**Data for this task:**

— Start —

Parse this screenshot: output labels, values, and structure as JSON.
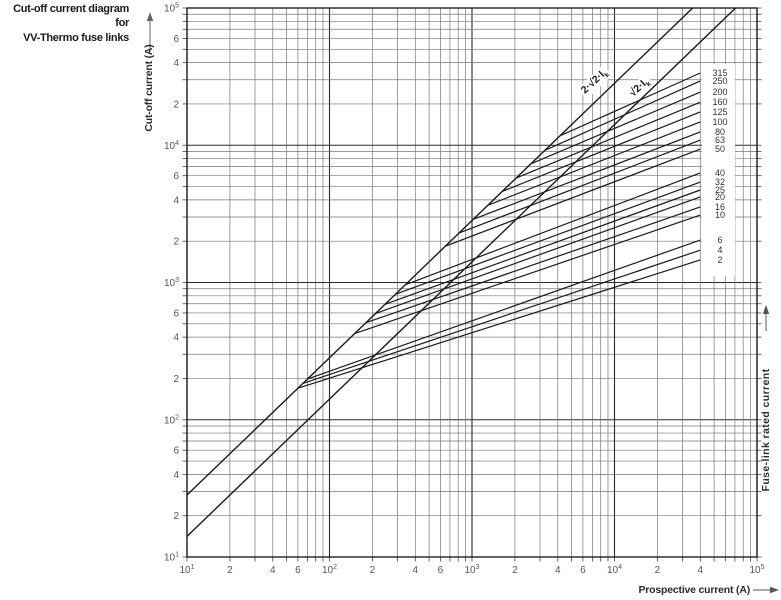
{
  "title": {
    "line1": "Cut-off current diagram for",
    "line2": "VV-Thermo fuse links"
  },
  "y_axis": {
    "title": "Cut-off current (A)",
    "ticks": [
      {
        "v": 10,
        "base": "10",
        "sup": "1"
      },
      {
        "v": 20,
        "label": "2"
      },
      {
        "v": 40,
        "label": "4"
      },
      {
        "v": 60,
        "label": "6"
      },
      {
        "v": 100,
        "base": "10",
        "sup": "2"
      },
      {
        "v": 200,
        "label": "2"
      },
      {
        "v": 400,
        "label": "4"
      },
      {
        "v": 600,
        "label": "6"
      },
      {
        "v": 1000,
        "base": "10",
        "sup": "3"
      },
      {
        "v": 2000,
        "label": "2"
      },
      {
        "v": 4000,
        "label": "4"
      },
      {
        "v": 6000,
        "label": "6"
      },
      {
        "v": 10000,
        "base": "10",
        "sup": "4"
      },
      {
        "v": 20000,
        "label": "2"
      },
      {
        "v": 40000,
        "label": "4"
      },
      {
        "v": 60000,
        "label": "6"
      },
      {
        "v": 100000,
        "base": "10",
        "sup": "5"
      }
    ]
  },
  "x_axis": {
    "title": "Prospective current (A)",
    "ticks": [
      {
        "v": 10,
        "base": "10",
        "sup": "1"
      },
      {
        "v": 20,
        "label": "2"
      },
      {
        "v": 40,
        "label": "4"
      },
      {
        "v": 60,
        "label": "6"
      },
      {
        "v": 100,
        "base": "10",
        "sup": "2"
      },
      {
        "v": 200,
        "label": "2"
      },
      {
        "v": 400,
        "label": "4"
      },
      {
        "v": 600,
        "label": "6"
      },
      {
        "v": 1000,
        "base": "10",
        "sup": "3"
      },
      {
        "v": 2000,
        "label": "2"
      },
      {
        "v": 4000,
        "label": "4"
      },
      {
        "v": 6000,
        "label": "6"
      },
      {
        "v": 10000,
        "base": "10",
        "sup": "4"
      },
      {
        "v": 20000,
        "label": "2"
      },
      {
        "v": 40000,
        "label": "4"
      },
      {
        "v": 100000,
        "base": "10",
        "sup": "5"
      }
    ]
  },
  "right_axis_title": "Fuse-link rated current",
  "reference_labels": {
    "line1_text": "2·√2·I",
    "line1_sub": "k",
    "line2_text": "√2·I",
    "line2_sub": "k"
  },
  "colors": {
    "line": "#1a1a1a",
    "grid_major": "#2b2b2b",
    "grid_minor": "#777777",
    "tick_text": "#555555",
    "background": "#ffffff"
  },
  "chart_data": {
    "type": "line",
    "title": "Cut-off current diagram for VV-Thermo fuse links",
    "xlabel": "Prospective current (A)",
    "ylabel": "Cut-off current (A)",
    "right_label": "Fuse-link rated current",
    "xscale": "log",
    "yscale": "log",
    "xlim": [
      10,
      100000
    ],
    "ylim": [
      10,
      100000
    ],
    "grid": "log decades with minor lines 2-9",
    "reference_lines": [
      {
        "label": "2·√2·Ik",
        "factor": 2.828,
        "slope_loglog": 1
      },
      {
        "label": "√2·Ik",
        "factor": 1.414,
        "slope_loglog": 1
      }
    ],
    "fuse_line_end_prospective_A": 40000,
    "series": [
      {
        "rating": "2",
        "branch_prospective_A": 60,
        "cutoff_at_end_A": 1460
      },
      {
        "rating": "4",
        "branch_prospective_A": 65,
        "cutoff_at_end_A": 1720
      },
      {
        "rating": "6",
        "branch_prospective_A": 70,
        "cutoff_at_end_A": 2040
      },
      {
        "rating": "10",
        "branch_prospective_A": 150,
        "cutoff_at_end_A": 3100
      },
      {
        "rating": "16",
        "branch_prospective_A": 180,
        "cutoff_at_end_A": 3550
      },
      {
        "rating": "20",
        "branch_prospective_A": 210,
        "cutoff_at_end_A": 4200
      },
      {
        "rating": "25",
        "branch_prospective_A": 245,
        "cutoff_at_end_A": 4720
      },
      {
        "rating": "32",
        "branch_prospective_A": 290,
        "cutoff_at_end_A": 5390
      },
      {
        "rating": "40",
        "branch_prospective_A": 340,
        "cutoff_at_end_A": 6280
      },
      {
        "rating": "50",
        "branch_prospective_A": 650,
        "cutoff_at_end_A": 9380
      },
      {
        "rating": "63",
        "branch_prospective_A": 810,
        "cutoff_at_end_A": 10900
      },
      {
        "rating": "80",
        "branch_prospective_A": 1020,
        "cutoff_at_end_A": 12500
      },
      {
        "rating": "100",
        "branch_prospective_A": 1290,
        "cutoff_at_end_A": 14800
      },
      {
        "rating": "125",
        "branch_prospective_A": 1630,
        "cutoff_at_end_A": 17500
      },
      {
        "rating": "160",
        "branch_prospective_A": 2040,
        "cutoff_at_end_A": 20600
      },
      {
        "rating": "200",
        "branch_prospective_A": 2590,
        "cutoff_at_end_A": 24400
      },
      {
        "rating": "250",
        "branch_prospective_A": 3250,
        "cutoff_at_end_A": 29400
      },
      {
        "rating": "315",
        "branch_prospective_A": 4140,
        "cutoff_at_end_A": 33600
      }
    ]
  }
}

— End —

Leave out the pictures and copy every record above exactly.

**Solution for this task:**
Parse this screenshot: output labels, values, and structure as JSON.
{
  "title": {
    "line1": "Cut-off current diagram for",
    "line2": "VV-Thermo fuse links"
  },
  "y_axis": {
    "title": "Cut-off current (A)",
    "ticks": [
      {
        "v": 10,
        "base": "10",
        "sup": "1"
      },
      {
        "v": 20,
        "label": "2"
      },
      {
        "v": 40,
        "label": "4"
      },
      {
        "v": 60,
        "label": "6"
      },
      {
        "v": 100,
        "base": "10",
        "sup": "2"
      },
      {
        "v": 200,
        "label": "2"
      },
      {
        "v": 400,
        "label": "4"
      },
      {
        "v": 600,
        "label": "6"
      },
      {
        "v": 1000,
        "base": "10",
        "sup": "3"
      },
      {
        "v": 2000,
        "label": "2"
      },
      {
        "v": 4000,
        "label": "4"
      },
      {
        "v": 6000,
        "label": "6"
      },
      {
        "v": 10000,
        "base": "10",
        "sup": "4"
      },
      {
        "v": 20000,
        "label": "2"
      },
      {
        "v": 40000,
        "label": "4"
      },
      {
        "v": 60000,
        "label": "6"
      },
      {
        "v": 100000,
        "base": "10",
        "sup": "5"
      }
    ]
  },
  "x_axis": {
    "title": "Prospective current (A)",
    "ticks": [
      {
        "v": 10,
        "base": "10",
        "sup": "1"
      },
      {
        "v": 20,
        "label": "2"
      },
      {
        "v": 40,
        "label": "4"
      },
      {
        "v": 60,
        "label": "6"
      },
      {
        "v": 100,
        "base": "10",
        "sup": "2"
      },
      {
        "v": 200,
        "label": "2"
      },
      {
        "v": 400,
        "label": "4"
      },
      {
        "v": 600,
        "label": "6"
      },
      {
        "v": 1000,
        "base": "10",
        "sup": "3"
      },
      {
        "v": 2000,
        "label": "2"
      },
      {
        "v": 4000,
        "label": "4"
      },
      {
        "v": 6000,
        "label": "6"
      },
      {
        "v": 10000,
        "base": "10",
        "sup": "4"
      },
      {
        "v": 20000,
        "label": "2"
      },
      {
        "v": 40000,
        "label": "4"
      },
      {
        "v": 100000,
        "base": "10",
        "sup": "5"
      }
    ]
  },
  "right_axis_title": "Fuse-link rated current",
  "reference_labels": {
    "line1_text": "2·√2·I",
    "line1_sub": "k",
    "line2_text": "√2·I",
    "line2_sub": "k"
  },
  "colors": {
    "line": "#1a1a1a",
    "grid_major": "#2b2b2b",
    "grid_minor": "#777777",
    "tick_text": "#555555",
    "background": "#ffffff"
  },
  "chart_data": {
    "type": "line",
    "title": "Cut-off current diagram for VV-Thermo fuse links",
    "xlabel": "Prospective current (A)",
    "ylabel": "Cut-off current (A)",
    "right_label": "Fuse-link rated current",
    "xscale": "log",
    "yscale": "log",
    "xlim": [
      10,
      100000
    ],
    "ylim": [
      10,
      100000
    ],
    "grid": "log decades with minor lines 2-9",
    "reference_lines": [
      {
        "label": "2·√2·Ik",
        "factor": 2.828,
        "slope_loglog": 1
      },
      {
        "label": "√2·Ik",
        "factor": 1.414,
        "slope_loglog": 1
      }
    ],
    "fuse_line_end_prospective_A": 40000,
    "series": [
      {
        "rating": "2",
        "branch_prospective_A": 60,
        "cutoff_at_end_A": 1460
      },
      {
        "rating": "4",
        "branch_prospective_A": 65,
        "cutoff_at_end_A": 1720
      },
      {
        "rating": "6",
        "branch_prospective_A": 70,
        "cutoff_at_end_A": 2040
      },
      {
        "rating": "10",
        "branch_prospective_A": 150,
        "cutoff_at_end_A": 3100
      },
      {
        "rating": "16",
        "branch_prospective_A": 180,
        "cutoff_at_end_A": 3550
      },
      {
        "rating": "20",
        "branch_prospective_A": 210,
        "cutoff_at_end_A": 4200
      },
      {
        "rating": "25",
        "branch_prospective_A": 245,
        "cutoff_at_end_A": 4720
      },
      {
        "rating": "32",
        "branch_prospective_A": 290,
        "cutoff_at_end_A": 5390
      },
      {
        "rating": "40",
        "branch_prospective_A": 340,
        "cutoff_at_end_A": 6280
      },
      {
        "rating": "50",
        "branch_prospective_A": 650,
        "cutoff_at_end_A": 9380
      },
      {
        "rating": "63",
        "branch_prospective_A": 810,
        "cutoff_at_end_A": 10900
      },
      {
        "rating": "80",
        "branch_prospective_A": 1020,
        "cutoff_at_end_A": 12500
      },
      {
        "rating": "100",
        "branch_prospective_A": 1290,
        "cutoff_at_end_A": 14800
      },
      {
        "rating": "125",
        "branch_prospective_A": 1630,
        "cutoff_at_end_A": 17500
      },
      {
        "rating": "160",
        "branch_prospective_A": 2040,
        "cutoff_at_end_A": 20600
      },
      {
        "rating": "200",
        "branch_prospective_A": 2590,
        "cutoff_at_end_A": 24400
      },
      {
        "rating": "250",
        "branch_prospective_A": 3250,
        "cutoff_at_end_A": 29400
      },
      {
        "rating": "315",
        "branch_prospective_A": 4140,
        "cutoff_at_end_A": 33600
      }
    ]
  }
}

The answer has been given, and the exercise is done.